> Your objective
Print the records below word for word, but leave out the pictures.

> Input
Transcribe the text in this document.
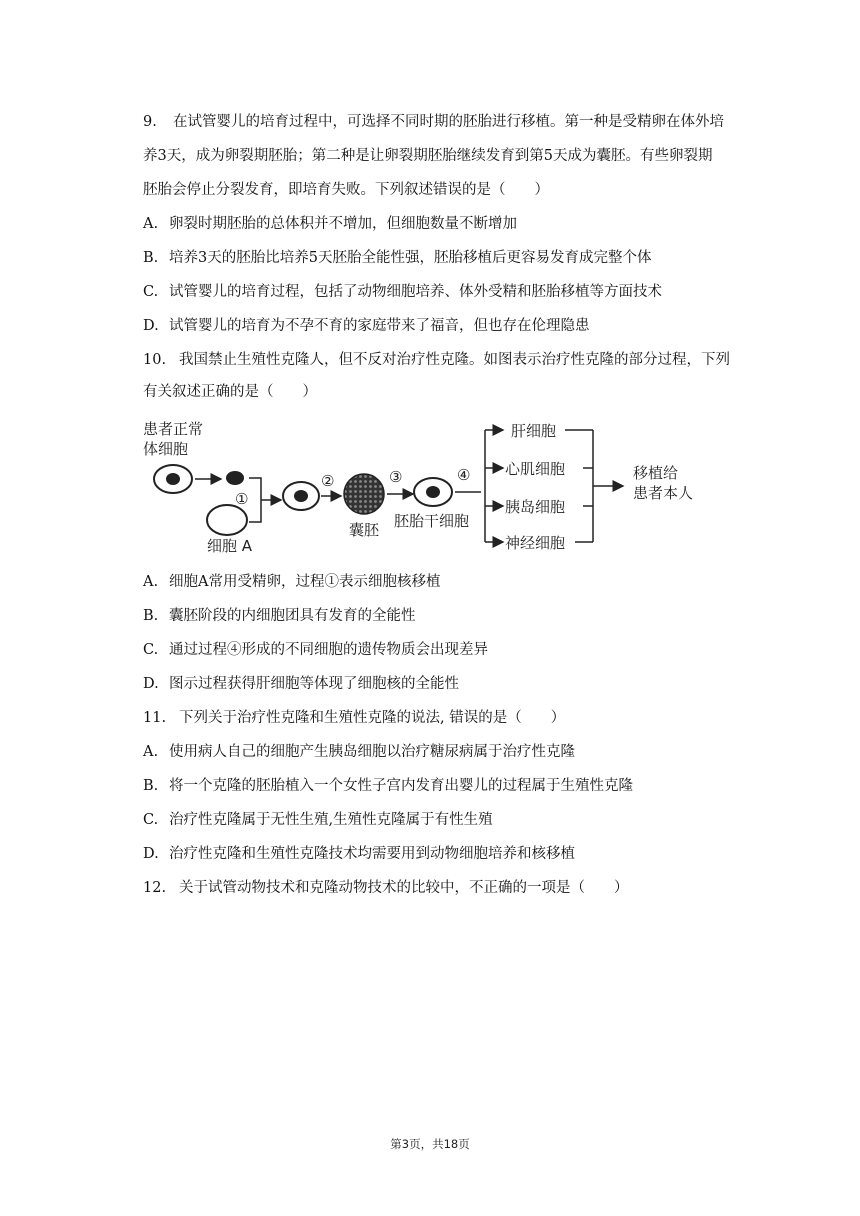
9. 在试管婴儿的培育过程中，可选择不同时期的胚胎进行移植。第一种是受精卵在体外培
养3天，成为卵裂期胚胎；第二种是让卵裂期胚胎继续发育到第5天成为囊胚。有些卵裂期
胚胎会停止分裂发育，即培育失败。下列叙述错误的是（　　）
A. 卵裂时期胚胎的总体积并不增加，但细胞数量不断增加
B. 培养3天的胚胎比培养5天胚胎全能性强，胚胎移植后更容易发育成完整个体
C. 试管婴儿的培育过程，包括了动物细胞培养、体外受精和胚胎移植等方面技术
D. 试管婴儿的培育为不孕不育的家庭带来了福音，但也存在伦理隐患
10. 我国禁止生殖性克隆人，但不反对治疗性克隆。如图表示治疗性克隆的部分过程，下列
有关叙述正确的是（　　）
患者正常
体细胞
细胞 A
①
②
囊胚
③
胚胎干细胞
④
肝细胞
心肌细胞
胰岛细胞
神经细胞
移植给
患者本人
A. 细胞A常用受精卵，过程①表示细胞核移植
B. 囊胚阶段的内细胞团具有发育的全能性
C. 通过过程④形成的不同细胞的遗传物质会出现差异
D. 图示过程获得肝细胞等体现了细胞核的全能性
11. 下列关于治疗性克隆和生殖性克隆的说法, 错误的是（　　）
A. 使用病人自己的细胞产生胰岛细胞以治疗糖尿病属于治疗性克隆
B. 将一个克隆的胚胎植入一个女性子宫内发育出婴儿的过程属于生殖性克隆
C. 治疗性克隆属于无性生殖,生殖性克隆属于有性生殖
D. 治疗性克隆和生殖性克隆技术均需要用到动物细胞培养和核移植
12. 关于试管动物技术和克隆动物技术的比较中，不正确的一项是（　　）
第3页，共18页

> Solution for this problem
Transcribe the text in this document.
9. 在试管婴儿的培育过程中，可选择不同时期的胚胎进行移植。第一种是受精卵在体外培
养3天，成为卵裂期胚胎；第二种是让卵裂期胚胎继续发育到第5天成为囊胚。有些卵裂期
胚胎会停止分裂发育，即培育失败。下列叙述错误的是（　　）
A. 卵裂时期胚胎的总体积并不增加，但细胞数量不断增加
B. 培养3天的胚胎比培养5天胚胎全能性强，胚胎移植后更容易发育成完整个体
C. 试管婴儿的培育过程，包括了动物细胞培养、体外受精和胚胎移植等方面技术
D. 试管婴儿的培育为不孕不育的家庭带来了福音，但也存在伦理隐患
10. 我国禁止生殖性克隆人，但不反对治疗性克隆。如图表示治疗性克隆的部分过程，下列
有关叙述正确的是（　　）
患者正常
体细胞
细胞 A
①
②
囊胚
③
胚胎干细胞
④
肝细胞
心肌细胞
胰岛细胞
神经细胞
移植给
患者本人
A. 细胞A常用受精卵，过程①表示细胞核移植
B. 囊胚阶段的内细胞团具有发育的全能性
C. 通过过程④形成的不同细胞的遗传物质会出现差异
D. 图示过程获得肝细胞等体现了细胞核的全能性
11. 下列关于治疗性克隆和生殖性克隆的说法, 错误的是（　　）
A. 使用病人自己的细胞产生胰岛细胞以治疗糖尿病属于治疗性克隆
B. 将一个克隆的胚胎植入一个女性子宫内发育出婴儿的过程属于生殖性克隆
C. 治疗性克隆属于无性生殖,生殖性克隆属于有性生殖
D. 治疗性克隆和生殖性克隆技术均需要用到动物细胞培养和核移植
12. 关于试管动物技术和克隆动物技术的比较中，不正确的一项是（　　）
第3页，共18页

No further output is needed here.